::: Source excerpt
The framework uses sensible defaults when parameters are not provided:
- **Firestore Project**: `locaria-dev-config-store` (default, can be overridden via `firestore_project_id`)
- **BigQuery Logging**: Test results are written to `locaria-dev-config-store.cross_project_logging.integrated_test_logs` during `finalize_run()`. Results are consolidated by test name: when a test generates multiple issues (e.g., 40 duplicate warnings), they are grouped into a single summary row with a succinct message showing the count and first few identifiers, with full details stored in the metrics JSON field.
- **Email API**: Can be configured via environment variable `EMAIL_API_URL`

If you're using a configstore (like the one in locate_2_pulls), you can extract values from it and pass them to TestKit. The framework doesn't depend on any specific configstore implementation.
::::::
**Instructions:**
A - Output the passage of the TestKit defaults excerpt starting at "- **BigQuery Logging**: Test" and ending at "specific configstore implementation.".
B - For each statement, answer yes or no according to the TestKit defaults excerpt, and quote the words that decide it: (i) Test results are written to BigQuery during `finalize_run()`. (ii) The Email API is configured through `firestore_project_id`. (iii) The framework depends on a specific configstore implementation.
::: Information provided
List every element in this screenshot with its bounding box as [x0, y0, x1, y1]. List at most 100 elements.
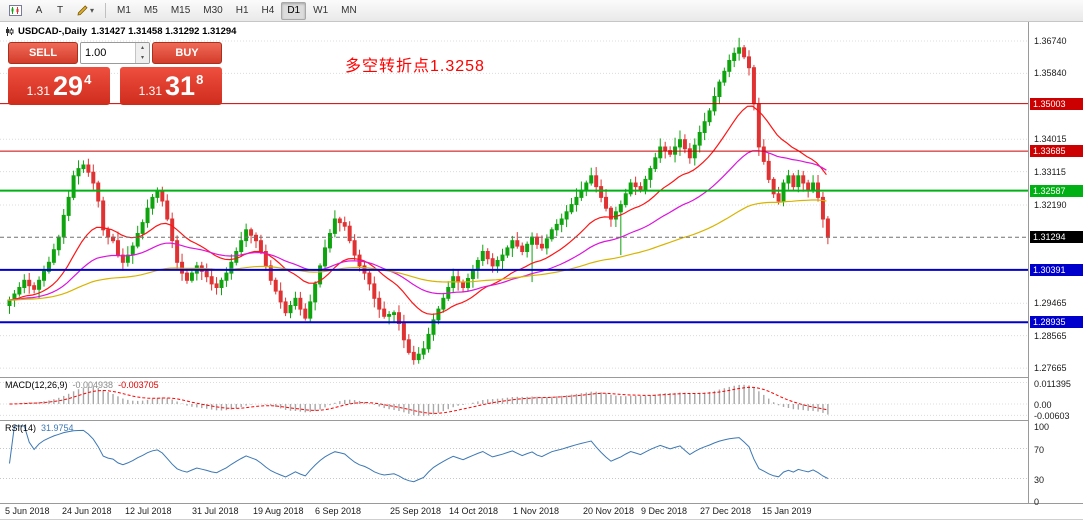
::::::
**Results for each task:**
A -
- **BigQuery Logging**: Test results are written to `locaria-dev-config-store.cross_project_logging.integrated_test_logs` during `finalize_run()`. Results are consolidated by test name: when a test generates multiple issues (e.g., 40 duplicate warnings), they are grouped into a single summary row with a succinct message showing the count and first few identifiers, with full details stored in the metrics JSON field.
- **Email API**: Can be configured via environment variable `EMAIL_API_URL`

If you're using a configstore (like the one in locate_2_pulls), you can extract values from it and pass them to TestKit. The framework doesn't depend on any specific configstore implementation.

B -
(i) Yes: "Test results are written to `locaria-dev-config-store.cross_project_logging.integrated_test_logs` during `finalize_run()`."
(ii) No: "Can be configured via environment variable `EMAIL_API_URL`"
(iii) No: "The framework doesn't depend on any specific configstore implementation."